Directions: Count how many lines hold the string "name", and give only that number.

** START **

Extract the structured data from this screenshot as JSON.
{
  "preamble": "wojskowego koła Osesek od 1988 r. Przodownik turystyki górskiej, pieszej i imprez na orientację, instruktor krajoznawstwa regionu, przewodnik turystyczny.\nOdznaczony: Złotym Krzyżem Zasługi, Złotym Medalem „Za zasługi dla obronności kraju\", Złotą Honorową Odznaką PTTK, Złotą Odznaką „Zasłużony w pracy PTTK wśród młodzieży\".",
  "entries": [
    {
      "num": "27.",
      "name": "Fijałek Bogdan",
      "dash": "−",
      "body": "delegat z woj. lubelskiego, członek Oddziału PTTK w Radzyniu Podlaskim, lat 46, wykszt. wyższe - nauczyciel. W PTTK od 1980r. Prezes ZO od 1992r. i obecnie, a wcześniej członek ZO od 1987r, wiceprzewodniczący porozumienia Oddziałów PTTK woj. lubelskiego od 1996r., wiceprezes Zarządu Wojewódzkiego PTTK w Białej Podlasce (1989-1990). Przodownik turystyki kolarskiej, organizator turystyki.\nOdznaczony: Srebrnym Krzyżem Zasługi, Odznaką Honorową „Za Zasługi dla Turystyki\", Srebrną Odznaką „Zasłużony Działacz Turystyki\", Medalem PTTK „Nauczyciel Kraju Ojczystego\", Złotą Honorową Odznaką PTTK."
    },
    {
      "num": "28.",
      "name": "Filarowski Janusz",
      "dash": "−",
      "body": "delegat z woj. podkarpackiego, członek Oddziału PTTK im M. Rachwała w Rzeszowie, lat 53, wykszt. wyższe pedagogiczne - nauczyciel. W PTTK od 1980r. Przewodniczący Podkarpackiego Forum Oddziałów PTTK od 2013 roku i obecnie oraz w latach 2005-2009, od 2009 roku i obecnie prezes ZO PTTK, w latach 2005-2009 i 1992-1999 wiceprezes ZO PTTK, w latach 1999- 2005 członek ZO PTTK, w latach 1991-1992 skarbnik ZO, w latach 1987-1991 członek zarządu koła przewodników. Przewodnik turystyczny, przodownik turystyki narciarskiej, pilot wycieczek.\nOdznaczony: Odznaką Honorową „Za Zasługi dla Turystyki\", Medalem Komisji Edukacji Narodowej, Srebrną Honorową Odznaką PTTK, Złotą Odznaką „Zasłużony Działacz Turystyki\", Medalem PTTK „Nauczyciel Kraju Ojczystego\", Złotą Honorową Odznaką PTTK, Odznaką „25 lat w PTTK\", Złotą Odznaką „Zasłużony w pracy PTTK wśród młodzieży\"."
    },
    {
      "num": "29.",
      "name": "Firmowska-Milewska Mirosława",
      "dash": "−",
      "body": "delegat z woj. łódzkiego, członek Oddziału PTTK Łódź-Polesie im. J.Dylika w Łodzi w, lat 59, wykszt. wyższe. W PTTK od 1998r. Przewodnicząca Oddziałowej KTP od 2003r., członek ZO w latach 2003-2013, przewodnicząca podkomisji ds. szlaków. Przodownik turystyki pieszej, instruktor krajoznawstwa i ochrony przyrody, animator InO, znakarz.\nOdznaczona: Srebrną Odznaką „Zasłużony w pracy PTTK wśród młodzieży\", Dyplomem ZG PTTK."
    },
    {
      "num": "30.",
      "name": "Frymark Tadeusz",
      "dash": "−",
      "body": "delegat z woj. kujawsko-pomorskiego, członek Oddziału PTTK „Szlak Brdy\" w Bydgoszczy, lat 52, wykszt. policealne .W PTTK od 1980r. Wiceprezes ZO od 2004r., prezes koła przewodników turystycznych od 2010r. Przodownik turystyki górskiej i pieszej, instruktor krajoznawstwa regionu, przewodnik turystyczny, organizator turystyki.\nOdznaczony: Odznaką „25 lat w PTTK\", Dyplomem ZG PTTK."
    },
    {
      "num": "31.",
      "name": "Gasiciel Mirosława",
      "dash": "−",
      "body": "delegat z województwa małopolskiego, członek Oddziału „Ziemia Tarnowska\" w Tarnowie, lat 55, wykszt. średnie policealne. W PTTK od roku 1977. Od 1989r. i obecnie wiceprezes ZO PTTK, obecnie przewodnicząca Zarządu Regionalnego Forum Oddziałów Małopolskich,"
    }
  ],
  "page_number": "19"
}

** END **

The solution: 5